++++ THE DATA
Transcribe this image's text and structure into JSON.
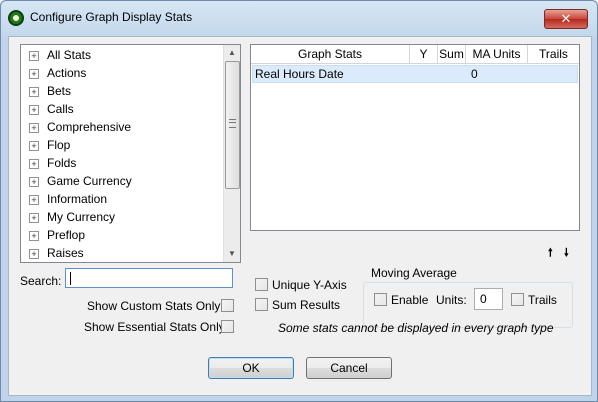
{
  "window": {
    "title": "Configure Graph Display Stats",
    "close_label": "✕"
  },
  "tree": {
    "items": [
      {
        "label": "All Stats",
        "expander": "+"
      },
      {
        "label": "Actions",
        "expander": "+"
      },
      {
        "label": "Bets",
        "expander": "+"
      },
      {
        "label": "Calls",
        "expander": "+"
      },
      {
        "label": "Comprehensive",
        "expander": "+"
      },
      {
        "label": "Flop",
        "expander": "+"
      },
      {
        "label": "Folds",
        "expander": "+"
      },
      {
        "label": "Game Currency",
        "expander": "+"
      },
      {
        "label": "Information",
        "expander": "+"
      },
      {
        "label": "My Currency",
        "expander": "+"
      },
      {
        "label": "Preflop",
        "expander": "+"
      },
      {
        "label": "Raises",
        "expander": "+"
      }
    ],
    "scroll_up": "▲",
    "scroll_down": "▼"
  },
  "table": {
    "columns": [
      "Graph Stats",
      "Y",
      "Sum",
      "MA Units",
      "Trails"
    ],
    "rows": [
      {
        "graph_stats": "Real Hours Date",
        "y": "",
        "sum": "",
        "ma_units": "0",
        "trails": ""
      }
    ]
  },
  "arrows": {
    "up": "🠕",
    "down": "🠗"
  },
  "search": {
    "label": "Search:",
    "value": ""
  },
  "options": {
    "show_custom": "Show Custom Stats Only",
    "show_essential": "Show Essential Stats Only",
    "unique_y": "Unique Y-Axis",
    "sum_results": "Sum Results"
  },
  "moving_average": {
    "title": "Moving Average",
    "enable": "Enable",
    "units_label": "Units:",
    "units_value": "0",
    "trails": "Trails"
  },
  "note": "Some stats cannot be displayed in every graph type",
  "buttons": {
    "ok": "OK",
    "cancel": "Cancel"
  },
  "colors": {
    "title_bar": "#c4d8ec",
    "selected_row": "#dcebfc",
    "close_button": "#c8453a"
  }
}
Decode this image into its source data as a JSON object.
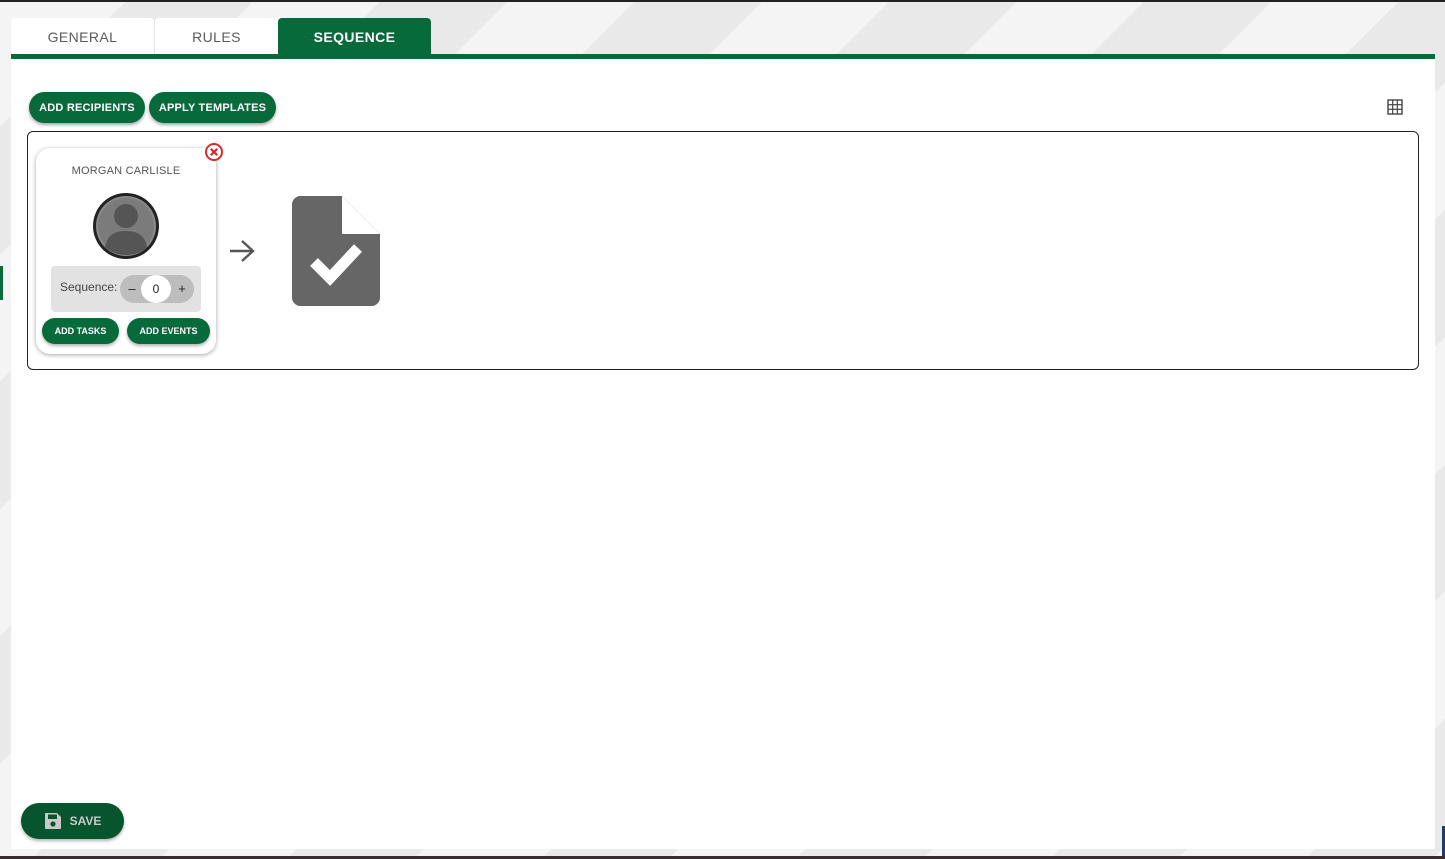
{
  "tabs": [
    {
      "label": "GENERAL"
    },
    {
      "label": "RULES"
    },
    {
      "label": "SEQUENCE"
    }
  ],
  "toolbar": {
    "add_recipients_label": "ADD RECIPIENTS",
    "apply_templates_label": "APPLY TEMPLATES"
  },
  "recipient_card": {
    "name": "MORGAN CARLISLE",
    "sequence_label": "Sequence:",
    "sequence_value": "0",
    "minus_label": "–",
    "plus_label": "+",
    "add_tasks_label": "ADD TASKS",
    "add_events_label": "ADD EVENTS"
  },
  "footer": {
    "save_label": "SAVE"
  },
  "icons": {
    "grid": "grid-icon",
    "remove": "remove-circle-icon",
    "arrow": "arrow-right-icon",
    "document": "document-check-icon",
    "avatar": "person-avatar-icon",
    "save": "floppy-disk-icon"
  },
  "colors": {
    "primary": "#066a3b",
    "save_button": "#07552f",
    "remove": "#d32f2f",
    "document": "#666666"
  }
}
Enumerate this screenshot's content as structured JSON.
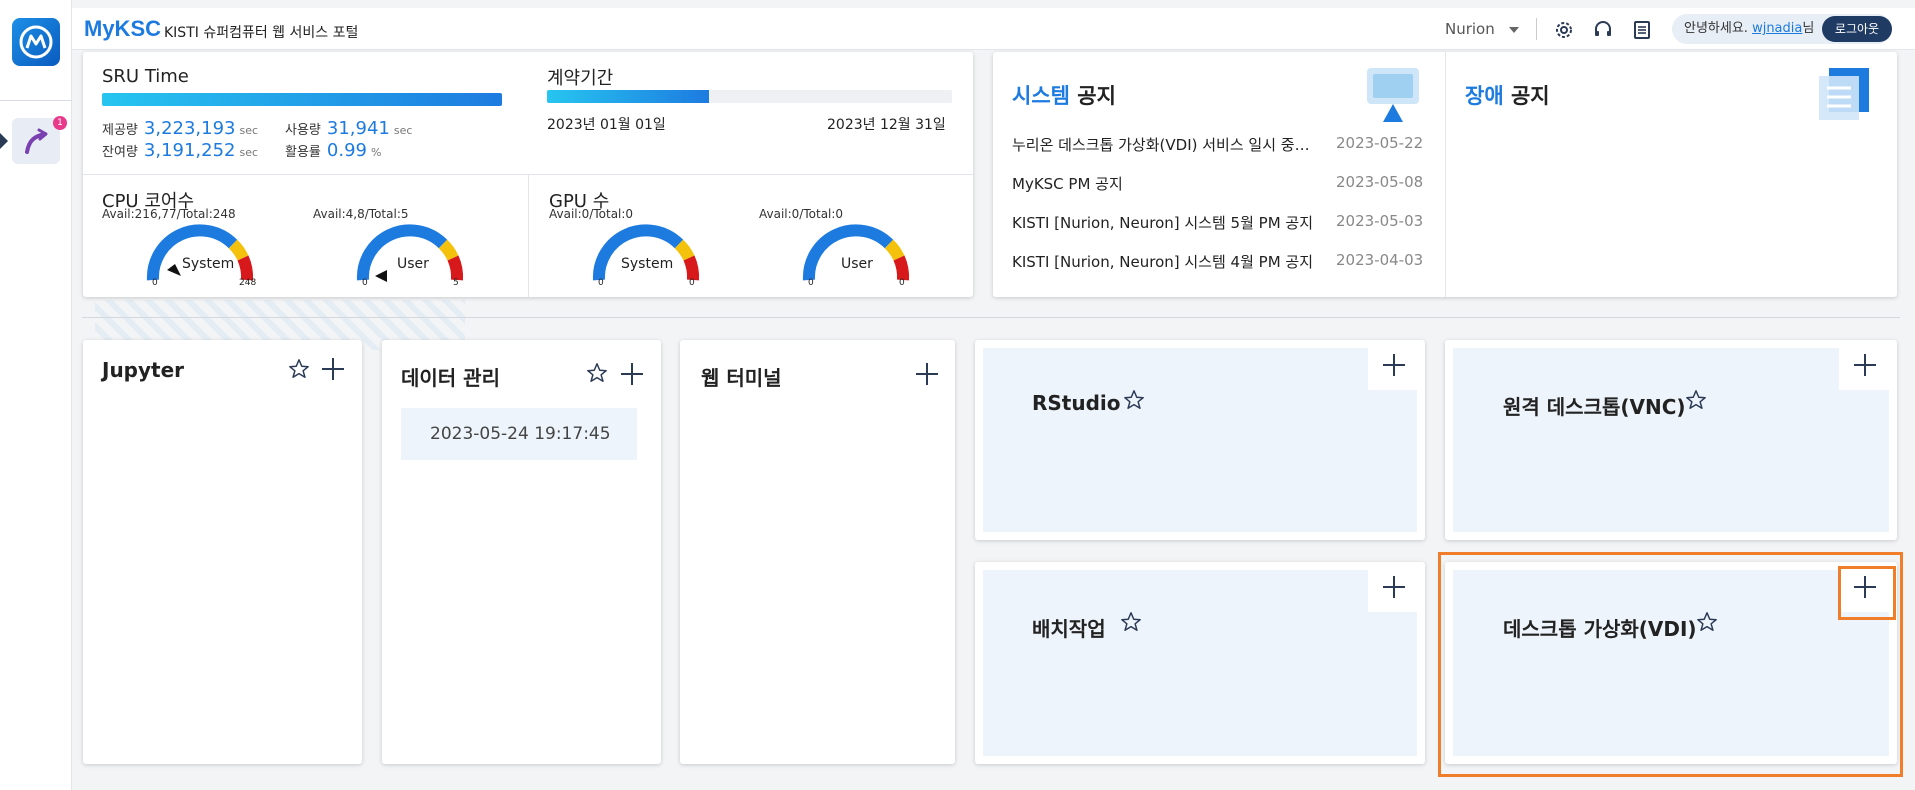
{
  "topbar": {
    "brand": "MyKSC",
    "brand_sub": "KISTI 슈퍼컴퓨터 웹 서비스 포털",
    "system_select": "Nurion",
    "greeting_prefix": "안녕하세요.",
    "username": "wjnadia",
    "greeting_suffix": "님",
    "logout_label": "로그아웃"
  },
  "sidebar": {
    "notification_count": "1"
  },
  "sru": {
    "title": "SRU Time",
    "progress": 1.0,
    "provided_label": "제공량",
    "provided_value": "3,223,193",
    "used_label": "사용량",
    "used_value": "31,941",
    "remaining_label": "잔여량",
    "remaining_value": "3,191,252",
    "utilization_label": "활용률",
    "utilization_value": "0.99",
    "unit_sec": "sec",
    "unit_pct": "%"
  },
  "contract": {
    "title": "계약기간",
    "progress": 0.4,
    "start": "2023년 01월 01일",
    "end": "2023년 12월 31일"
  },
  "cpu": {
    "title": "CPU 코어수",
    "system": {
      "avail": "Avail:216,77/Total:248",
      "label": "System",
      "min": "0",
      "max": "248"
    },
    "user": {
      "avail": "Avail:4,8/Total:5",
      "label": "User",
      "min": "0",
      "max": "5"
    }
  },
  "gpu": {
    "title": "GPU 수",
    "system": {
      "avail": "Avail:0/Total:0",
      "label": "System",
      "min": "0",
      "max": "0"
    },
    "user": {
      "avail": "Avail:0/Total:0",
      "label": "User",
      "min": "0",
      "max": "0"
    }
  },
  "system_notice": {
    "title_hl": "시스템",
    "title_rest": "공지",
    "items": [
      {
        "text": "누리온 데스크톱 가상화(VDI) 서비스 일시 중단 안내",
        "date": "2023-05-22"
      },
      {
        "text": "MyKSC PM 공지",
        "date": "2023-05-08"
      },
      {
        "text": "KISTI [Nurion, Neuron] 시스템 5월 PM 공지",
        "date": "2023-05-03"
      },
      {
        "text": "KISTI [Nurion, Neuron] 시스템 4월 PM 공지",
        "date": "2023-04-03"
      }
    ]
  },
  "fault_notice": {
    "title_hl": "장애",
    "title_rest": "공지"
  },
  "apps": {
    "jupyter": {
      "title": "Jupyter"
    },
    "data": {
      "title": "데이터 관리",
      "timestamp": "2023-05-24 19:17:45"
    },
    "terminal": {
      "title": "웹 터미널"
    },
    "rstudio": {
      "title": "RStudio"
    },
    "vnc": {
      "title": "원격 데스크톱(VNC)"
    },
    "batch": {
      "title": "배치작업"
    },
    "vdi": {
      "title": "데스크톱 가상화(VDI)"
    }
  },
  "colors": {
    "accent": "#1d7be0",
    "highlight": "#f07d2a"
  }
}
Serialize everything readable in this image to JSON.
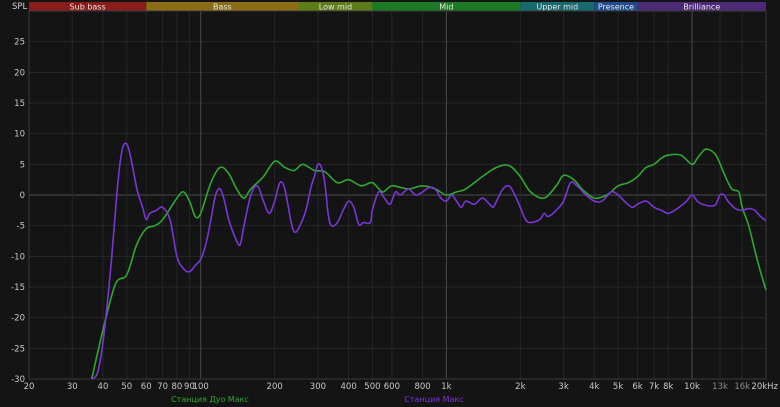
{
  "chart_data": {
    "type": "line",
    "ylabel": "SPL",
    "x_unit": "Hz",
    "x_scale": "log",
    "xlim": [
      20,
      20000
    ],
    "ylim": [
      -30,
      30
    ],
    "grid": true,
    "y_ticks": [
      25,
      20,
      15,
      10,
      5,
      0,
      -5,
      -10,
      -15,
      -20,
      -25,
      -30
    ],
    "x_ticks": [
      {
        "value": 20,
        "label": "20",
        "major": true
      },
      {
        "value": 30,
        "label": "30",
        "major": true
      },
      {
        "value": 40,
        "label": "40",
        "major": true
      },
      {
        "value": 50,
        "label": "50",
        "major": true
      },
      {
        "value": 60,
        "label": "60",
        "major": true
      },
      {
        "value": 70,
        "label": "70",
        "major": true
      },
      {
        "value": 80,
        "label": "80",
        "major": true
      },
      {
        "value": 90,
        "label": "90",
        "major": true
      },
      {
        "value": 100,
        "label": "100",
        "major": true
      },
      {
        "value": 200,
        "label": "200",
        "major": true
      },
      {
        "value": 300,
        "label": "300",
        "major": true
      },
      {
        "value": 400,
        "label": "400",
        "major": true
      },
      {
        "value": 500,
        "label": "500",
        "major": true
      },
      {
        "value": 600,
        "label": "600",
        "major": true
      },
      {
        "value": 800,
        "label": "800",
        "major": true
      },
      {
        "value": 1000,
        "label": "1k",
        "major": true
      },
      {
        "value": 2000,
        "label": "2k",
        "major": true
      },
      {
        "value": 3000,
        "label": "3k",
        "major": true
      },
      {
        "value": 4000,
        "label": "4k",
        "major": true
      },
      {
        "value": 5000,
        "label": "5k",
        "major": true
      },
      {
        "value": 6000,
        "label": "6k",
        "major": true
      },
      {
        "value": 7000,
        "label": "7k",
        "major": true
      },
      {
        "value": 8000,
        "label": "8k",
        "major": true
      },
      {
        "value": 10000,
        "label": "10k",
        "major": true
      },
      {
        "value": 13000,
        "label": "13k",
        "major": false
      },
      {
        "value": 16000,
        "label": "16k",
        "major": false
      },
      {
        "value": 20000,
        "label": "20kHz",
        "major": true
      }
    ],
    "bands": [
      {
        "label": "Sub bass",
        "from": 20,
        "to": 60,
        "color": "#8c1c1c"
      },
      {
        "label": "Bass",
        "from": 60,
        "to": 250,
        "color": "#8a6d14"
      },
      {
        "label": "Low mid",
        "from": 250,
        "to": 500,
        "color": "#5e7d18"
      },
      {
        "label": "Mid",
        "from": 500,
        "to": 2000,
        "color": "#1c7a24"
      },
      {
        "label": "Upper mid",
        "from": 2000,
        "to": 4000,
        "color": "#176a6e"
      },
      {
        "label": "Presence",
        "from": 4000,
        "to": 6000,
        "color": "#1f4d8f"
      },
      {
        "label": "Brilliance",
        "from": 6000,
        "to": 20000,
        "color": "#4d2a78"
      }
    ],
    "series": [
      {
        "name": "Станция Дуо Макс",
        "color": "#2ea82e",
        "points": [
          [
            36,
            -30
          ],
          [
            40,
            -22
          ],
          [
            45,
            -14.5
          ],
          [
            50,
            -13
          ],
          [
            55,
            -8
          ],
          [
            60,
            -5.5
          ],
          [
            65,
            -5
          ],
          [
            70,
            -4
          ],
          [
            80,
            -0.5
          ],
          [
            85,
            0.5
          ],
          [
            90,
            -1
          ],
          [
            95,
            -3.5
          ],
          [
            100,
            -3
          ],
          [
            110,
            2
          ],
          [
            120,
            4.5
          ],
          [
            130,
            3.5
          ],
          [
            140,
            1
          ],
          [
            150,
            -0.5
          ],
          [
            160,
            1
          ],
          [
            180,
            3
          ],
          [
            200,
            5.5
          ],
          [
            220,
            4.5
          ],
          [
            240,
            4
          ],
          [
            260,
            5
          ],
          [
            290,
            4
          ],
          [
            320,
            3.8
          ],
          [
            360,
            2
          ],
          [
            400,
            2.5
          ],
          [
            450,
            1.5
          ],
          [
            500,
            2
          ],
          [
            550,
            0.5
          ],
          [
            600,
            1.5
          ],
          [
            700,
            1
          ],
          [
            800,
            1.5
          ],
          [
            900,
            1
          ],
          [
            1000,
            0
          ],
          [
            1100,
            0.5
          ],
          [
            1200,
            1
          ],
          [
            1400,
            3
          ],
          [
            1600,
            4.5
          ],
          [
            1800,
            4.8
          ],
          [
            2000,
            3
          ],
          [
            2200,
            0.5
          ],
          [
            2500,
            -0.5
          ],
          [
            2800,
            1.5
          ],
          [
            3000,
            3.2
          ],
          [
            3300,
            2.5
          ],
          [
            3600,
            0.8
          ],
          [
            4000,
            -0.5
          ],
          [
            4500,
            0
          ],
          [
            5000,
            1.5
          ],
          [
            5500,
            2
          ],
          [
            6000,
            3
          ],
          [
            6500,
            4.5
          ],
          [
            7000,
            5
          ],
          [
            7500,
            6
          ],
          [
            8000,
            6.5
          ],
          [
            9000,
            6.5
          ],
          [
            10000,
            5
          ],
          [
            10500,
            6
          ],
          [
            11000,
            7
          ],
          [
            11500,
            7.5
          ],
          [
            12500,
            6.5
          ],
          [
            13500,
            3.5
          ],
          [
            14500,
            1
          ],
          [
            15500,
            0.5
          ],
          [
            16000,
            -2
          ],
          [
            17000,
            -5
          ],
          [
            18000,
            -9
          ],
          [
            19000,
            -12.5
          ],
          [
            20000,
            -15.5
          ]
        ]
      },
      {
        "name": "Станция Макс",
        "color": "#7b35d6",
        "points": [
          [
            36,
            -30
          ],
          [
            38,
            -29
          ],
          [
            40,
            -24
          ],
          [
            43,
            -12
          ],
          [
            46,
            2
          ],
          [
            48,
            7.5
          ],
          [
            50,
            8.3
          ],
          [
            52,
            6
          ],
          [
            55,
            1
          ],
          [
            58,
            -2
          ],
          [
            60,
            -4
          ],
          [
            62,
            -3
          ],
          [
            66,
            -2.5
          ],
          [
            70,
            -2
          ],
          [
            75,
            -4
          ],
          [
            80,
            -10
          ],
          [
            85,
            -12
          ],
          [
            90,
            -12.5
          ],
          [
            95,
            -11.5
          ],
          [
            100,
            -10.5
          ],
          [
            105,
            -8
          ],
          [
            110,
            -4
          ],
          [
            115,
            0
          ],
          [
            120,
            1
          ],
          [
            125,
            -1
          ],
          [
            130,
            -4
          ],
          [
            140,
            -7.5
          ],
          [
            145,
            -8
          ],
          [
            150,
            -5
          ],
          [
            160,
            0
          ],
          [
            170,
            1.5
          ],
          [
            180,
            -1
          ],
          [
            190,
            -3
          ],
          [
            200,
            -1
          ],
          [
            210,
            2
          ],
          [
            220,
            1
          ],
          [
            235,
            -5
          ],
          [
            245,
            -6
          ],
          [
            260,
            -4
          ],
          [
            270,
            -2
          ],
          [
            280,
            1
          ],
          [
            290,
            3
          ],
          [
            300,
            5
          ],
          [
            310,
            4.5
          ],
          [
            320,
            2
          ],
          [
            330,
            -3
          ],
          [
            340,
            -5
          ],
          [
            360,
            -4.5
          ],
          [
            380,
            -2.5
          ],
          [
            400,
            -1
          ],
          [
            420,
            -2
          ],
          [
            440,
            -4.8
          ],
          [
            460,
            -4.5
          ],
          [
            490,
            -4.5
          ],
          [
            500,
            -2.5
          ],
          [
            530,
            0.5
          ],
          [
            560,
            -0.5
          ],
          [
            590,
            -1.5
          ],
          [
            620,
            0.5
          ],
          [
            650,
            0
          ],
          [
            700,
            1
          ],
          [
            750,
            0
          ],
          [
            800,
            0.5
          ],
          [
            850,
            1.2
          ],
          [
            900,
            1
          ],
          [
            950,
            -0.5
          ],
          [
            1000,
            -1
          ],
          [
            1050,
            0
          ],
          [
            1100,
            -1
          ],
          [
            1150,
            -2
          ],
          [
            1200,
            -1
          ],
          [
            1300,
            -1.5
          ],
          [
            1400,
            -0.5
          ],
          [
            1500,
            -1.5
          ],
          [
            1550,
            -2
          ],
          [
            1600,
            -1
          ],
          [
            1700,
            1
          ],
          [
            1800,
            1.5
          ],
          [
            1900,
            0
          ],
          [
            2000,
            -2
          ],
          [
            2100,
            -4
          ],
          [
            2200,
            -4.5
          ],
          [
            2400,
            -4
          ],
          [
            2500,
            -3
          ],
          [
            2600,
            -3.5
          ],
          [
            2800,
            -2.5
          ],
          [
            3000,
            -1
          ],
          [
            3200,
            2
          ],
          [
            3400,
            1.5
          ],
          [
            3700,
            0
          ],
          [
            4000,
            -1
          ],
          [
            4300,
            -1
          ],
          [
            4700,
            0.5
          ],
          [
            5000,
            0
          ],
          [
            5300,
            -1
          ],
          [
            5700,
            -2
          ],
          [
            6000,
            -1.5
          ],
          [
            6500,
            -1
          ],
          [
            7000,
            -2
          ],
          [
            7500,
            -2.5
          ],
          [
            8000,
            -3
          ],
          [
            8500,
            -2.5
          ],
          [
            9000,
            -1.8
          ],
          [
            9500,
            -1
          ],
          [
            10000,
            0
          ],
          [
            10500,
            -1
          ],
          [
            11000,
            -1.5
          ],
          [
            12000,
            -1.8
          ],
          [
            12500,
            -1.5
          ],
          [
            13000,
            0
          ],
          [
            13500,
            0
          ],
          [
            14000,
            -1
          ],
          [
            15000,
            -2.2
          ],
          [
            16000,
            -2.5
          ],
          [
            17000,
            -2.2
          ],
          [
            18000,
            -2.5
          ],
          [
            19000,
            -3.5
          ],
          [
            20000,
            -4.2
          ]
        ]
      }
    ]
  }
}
++++++++
Go over the data above and copy every line that has the word "Станция" in it.

        "name": "Станция Дуо Макс",
        "name": "Станция Макс",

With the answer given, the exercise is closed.